» What this task involves
In the material below, list every line carrying the string "Harry".

## start

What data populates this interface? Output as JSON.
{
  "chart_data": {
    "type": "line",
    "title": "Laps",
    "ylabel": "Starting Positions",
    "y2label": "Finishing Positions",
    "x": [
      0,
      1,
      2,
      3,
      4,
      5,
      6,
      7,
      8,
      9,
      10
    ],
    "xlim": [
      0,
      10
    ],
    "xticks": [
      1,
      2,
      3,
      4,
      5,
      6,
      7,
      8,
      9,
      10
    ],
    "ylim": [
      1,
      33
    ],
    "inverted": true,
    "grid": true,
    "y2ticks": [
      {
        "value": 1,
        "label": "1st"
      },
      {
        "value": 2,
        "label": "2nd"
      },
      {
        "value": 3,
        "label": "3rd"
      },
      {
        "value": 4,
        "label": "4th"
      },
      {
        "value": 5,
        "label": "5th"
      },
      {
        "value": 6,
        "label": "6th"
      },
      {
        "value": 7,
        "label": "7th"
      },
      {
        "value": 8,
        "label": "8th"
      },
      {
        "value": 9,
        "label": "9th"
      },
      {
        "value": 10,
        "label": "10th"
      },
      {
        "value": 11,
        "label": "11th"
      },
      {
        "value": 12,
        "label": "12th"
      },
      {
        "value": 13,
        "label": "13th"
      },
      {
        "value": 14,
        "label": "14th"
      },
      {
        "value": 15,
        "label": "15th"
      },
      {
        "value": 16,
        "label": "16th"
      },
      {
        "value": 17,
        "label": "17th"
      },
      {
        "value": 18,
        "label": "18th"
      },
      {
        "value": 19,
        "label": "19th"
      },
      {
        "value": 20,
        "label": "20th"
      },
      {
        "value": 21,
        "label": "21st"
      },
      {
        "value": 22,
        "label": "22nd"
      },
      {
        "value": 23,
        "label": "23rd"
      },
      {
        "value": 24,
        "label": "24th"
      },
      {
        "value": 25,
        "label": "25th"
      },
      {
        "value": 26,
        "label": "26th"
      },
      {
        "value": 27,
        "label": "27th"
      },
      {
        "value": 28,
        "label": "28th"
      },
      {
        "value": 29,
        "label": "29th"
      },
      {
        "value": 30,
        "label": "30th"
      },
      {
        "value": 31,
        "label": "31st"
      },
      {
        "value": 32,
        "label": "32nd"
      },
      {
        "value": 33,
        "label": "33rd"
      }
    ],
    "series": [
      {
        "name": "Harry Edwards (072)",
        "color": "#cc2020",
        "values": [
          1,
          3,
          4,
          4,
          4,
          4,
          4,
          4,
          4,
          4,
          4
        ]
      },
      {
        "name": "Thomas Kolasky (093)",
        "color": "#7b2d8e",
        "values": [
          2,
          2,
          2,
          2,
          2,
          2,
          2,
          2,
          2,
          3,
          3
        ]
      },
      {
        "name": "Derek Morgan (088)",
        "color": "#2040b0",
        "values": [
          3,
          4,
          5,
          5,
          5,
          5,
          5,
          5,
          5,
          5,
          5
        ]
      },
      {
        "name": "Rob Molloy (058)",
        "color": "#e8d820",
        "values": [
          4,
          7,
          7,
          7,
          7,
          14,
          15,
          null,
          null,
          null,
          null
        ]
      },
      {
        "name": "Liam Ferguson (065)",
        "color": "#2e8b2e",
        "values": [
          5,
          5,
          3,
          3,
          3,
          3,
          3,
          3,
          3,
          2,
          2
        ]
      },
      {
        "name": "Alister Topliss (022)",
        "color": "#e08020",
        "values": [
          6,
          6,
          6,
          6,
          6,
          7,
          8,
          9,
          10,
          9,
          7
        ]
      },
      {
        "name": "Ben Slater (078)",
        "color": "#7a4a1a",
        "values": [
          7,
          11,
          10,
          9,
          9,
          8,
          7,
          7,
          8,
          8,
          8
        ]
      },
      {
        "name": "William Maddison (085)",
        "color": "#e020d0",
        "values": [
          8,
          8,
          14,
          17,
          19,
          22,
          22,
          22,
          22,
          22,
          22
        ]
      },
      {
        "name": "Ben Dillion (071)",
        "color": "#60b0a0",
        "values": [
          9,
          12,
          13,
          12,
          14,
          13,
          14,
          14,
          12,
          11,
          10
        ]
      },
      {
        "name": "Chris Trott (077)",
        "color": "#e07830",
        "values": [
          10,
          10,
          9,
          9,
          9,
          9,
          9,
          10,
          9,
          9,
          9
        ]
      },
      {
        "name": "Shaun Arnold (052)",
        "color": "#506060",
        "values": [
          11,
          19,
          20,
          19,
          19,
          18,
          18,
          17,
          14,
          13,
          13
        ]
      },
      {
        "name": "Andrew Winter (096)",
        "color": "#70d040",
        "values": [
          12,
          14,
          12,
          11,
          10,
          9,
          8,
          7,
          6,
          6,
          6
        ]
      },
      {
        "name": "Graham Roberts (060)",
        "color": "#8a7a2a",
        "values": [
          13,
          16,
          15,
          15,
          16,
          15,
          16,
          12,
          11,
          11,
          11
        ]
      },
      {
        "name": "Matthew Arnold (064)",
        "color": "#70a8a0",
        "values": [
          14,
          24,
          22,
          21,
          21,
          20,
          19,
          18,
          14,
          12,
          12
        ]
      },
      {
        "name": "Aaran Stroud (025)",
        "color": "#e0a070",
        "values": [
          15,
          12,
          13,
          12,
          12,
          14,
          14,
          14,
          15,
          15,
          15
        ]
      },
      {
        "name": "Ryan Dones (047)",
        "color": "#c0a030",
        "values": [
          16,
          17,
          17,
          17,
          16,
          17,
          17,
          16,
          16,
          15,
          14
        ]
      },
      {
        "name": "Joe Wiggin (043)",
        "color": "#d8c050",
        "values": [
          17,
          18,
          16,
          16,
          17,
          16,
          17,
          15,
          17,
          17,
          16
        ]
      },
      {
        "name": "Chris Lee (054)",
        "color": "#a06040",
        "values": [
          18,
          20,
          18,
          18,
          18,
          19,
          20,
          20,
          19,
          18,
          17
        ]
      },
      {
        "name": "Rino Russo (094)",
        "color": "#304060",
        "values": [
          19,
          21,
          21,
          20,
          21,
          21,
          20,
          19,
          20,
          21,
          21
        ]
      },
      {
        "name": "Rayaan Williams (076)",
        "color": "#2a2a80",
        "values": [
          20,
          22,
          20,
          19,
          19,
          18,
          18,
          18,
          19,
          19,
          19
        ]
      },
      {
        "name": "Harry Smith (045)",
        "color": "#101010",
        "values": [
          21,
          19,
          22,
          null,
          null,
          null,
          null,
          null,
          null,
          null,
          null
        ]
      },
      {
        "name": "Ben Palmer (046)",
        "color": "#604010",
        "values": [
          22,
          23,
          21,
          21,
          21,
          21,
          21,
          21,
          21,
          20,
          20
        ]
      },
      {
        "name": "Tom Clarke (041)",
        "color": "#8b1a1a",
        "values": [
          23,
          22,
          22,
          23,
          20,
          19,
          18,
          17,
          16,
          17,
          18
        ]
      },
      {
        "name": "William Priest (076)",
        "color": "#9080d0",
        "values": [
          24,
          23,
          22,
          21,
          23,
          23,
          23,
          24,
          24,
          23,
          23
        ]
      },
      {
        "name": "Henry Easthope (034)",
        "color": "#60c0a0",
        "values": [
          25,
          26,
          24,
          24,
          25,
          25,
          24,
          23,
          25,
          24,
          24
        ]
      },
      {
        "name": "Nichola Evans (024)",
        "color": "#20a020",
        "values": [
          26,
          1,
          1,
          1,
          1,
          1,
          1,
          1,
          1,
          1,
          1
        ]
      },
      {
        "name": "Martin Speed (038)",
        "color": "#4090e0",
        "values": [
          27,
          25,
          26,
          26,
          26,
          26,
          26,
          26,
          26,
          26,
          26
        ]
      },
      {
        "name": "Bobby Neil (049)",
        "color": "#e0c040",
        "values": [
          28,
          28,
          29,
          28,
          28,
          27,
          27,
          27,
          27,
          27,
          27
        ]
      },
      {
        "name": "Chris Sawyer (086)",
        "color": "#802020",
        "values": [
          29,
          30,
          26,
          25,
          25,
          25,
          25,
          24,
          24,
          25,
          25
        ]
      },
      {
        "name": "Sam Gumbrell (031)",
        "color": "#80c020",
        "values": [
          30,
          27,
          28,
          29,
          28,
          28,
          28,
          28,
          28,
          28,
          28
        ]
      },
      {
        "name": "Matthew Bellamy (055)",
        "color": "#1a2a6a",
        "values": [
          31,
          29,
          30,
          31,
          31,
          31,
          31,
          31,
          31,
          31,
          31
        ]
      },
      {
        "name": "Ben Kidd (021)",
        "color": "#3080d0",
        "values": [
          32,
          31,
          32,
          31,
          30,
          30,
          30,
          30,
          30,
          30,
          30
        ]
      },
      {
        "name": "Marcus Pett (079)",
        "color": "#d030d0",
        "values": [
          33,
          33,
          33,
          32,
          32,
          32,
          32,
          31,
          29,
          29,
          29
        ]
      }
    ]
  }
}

## end

» Output of the exercise
        "name": "Harry Edwards (072)",
        "name": "Harry Smith (045)",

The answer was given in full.